Data entries
>>>>
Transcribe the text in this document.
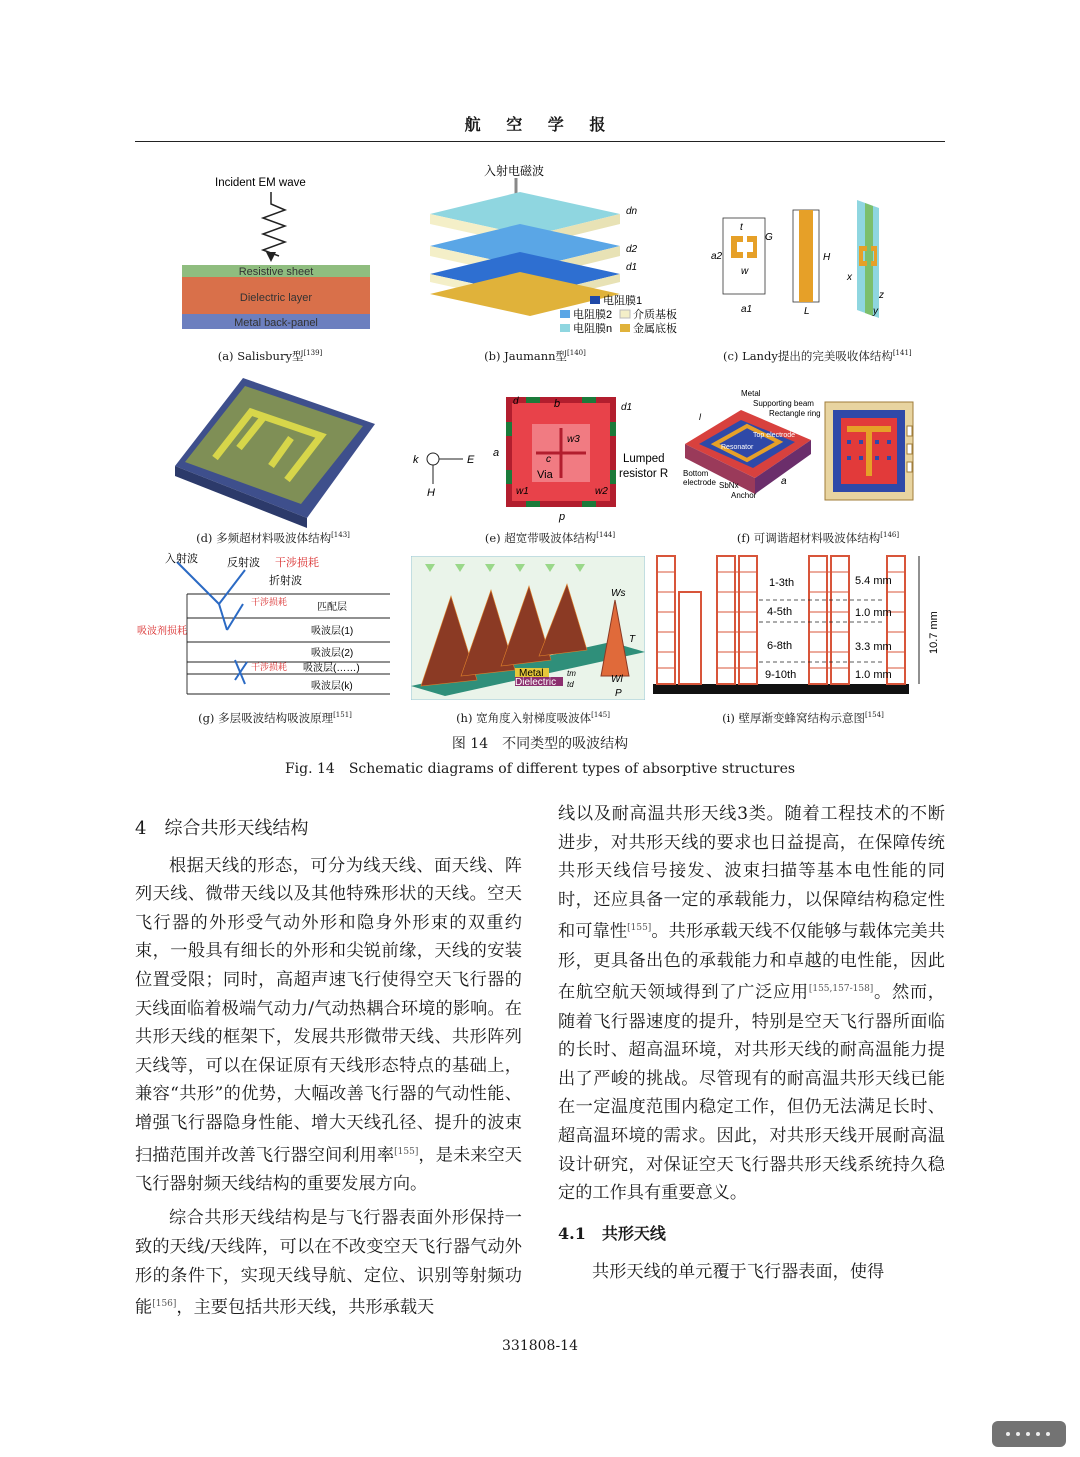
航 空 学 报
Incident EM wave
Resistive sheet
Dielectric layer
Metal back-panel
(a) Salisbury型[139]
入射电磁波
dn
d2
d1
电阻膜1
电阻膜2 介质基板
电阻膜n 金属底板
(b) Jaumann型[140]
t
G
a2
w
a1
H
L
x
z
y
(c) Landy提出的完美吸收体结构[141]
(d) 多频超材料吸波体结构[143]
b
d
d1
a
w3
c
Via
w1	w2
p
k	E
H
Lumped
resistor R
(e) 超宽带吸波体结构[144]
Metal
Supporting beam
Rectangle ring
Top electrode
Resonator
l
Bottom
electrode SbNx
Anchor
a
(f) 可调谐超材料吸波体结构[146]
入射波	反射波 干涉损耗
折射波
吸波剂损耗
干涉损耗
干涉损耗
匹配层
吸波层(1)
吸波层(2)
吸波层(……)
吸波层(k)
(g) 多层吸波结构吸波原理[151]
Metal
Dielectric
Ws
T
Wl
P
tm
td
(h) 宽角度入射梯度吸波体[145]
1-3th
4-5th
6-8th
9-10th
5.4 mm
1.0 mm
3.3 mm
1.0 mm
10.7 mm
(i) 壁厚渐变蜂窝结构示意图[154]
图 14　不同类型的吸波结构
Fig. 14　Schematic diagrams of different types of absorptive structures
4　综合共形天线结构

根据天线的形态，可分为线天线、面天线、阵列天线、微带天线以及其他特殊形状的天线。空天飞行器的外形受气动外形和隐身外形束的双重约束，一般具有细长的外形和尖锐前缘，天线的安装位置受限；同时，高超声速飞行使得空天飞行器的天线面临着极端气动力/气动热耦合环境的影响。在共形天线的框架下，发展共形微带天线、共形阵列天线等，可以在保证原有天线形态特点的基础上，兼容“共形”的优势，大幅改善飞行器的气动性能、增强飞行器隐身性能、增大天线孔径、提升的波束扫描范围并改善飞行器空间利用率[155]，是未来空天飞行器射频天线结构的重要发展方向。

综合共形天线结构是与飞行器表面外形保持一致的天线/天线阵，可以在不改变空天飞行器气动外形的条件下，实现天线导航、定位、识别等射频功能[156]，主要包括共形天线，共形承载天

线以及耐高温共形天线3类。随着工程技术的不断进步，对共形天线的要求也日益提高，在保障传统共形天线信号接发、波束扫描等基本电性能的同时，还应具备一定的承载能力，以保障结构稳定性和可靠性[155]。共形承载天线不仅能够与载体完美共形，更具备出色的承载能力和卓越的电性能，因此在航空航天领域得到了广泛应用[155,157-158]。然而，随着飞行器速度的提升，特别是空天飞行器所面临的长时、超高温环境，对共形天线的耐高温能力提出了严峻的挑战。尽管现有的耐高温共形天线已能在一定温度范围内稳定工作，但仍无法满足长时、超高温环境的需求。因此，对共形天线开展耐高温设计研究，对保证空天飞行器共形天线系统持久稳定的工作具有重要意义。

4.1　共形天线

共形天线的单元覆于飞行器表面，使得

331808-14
<<<<
### Problem
Write out the listing word for word, omitting the pictures it holds.

### Solution to this problem
Transcribe the text in this document.
航 空 学 报
Incident EM wave
Resistive sheet
Dielectric layer
Metal back-panel
(a) Salisbury型[139]
入射电磁波
dn
d2
d1
电阻膜1
电阻膜2 介质基板
电阻膜n 金属底板
(b) Jaumann型[140]
t
G
a2
w
a1
H
L
x
z
y
(c) Landy提出的完美吸收体结构[141]
(d) 多频超材料吸波体结构[143]
b
d
d1
a
w3
c
Via
w1	w2
p
k	E
H
Lumped
resistor R
(e) 超宽带吸波体结构[144]
Metal
Supporting beam
Rectangle ring
Top electrode
Resonator
l
Bottom
electrode SbNx
Anchor
a
(f) 可调谐超材料吸波体结构[146]
入射波	反射波 干涉损耗
折射波
吸波剂损耗
干涉损耗
干涉损耗
匹配层
吸波层(1)
吸波层(2)
吸波层(……)
吸波层(k)
(g) 多层吸波结构吸波原理[151]
Metal
Dielectric
Ws
T
Wl
P
tm
td
(h) 宽角度入射梯度吸波体[145]
1-3th
4-5th
6-8th
9-10th
5.4 mm
1.0 mm
3.3 mm
1.0 mm
10.7 mm
(i) 壁厚渐变蜂窝结构示意图[154]
图 14　不同类型的吸波结构
Fig. 14　Schematic diagrams of different types of absorptive structures
4　综合共形天线结构

根据天线的形态，可分为线天线、面天线、阵列天线、微带天线以及其他特殊形状的天线。空天飞行器的外形受气动外形和隐身外形束的双重约束，一般具有细长的外形和尖锐前缘，天线的安装位置受限；同时，高超声速飞行使得空天飞行器的天线面临着极端气动力/气动热耦合环境的影响。在共形天线的框架下，发展共形微带天线、共形阵列天线等，可以在保证原有天线形态特点的基础上，兼容“共形”的优势，大幅改善飞行器的气动性能、增强飞行器隐身性能、增大天线孔径、提升的波束扫描范围并改善飞行器空间利用率[155]，是未来空天飞行器射频天线结构的重要发展方向。

综合共形天线结构是与飞行器表面外形保持一致的天线/天线阵，可以在不改变空天飞行器气动外形的条件下，实现天线导航、定位、识别等射频功能[156]，主要包括共形天线，共形承载天

线以及耐高温共形天线3类。随着工程技术的不断进步，对共形天线的要求也日益提高，在保障传统共形天线信号接发、波束扫描等基本电性能的同时，还应具备一定的承载能力，以保障结构稳定性和可靠性[155]。共形承载天线不仅能够与载体完美共形，更具备出色的承载能力和卓越的电性能，因此在航空航天领域得到了广泛应用[155,157-158]。然而，随着飞行器速度的提升，特别是空天飞行器所面临的长时、超高温环境，对共形天线的耐高温能力提出了严峻的挑战。尽管现有的耐高温共形天线已能在一定温度范围内稳定工作，但仍无法满足长时、超高温环境的需求。因此，对共形天线开展耐高温设计研究，对保证空天飞行器共形天线系统持久稳定的工作具有重要意义。

4.1　共形天线

共形天线的单元覆于飞行器表面，使得

331808-14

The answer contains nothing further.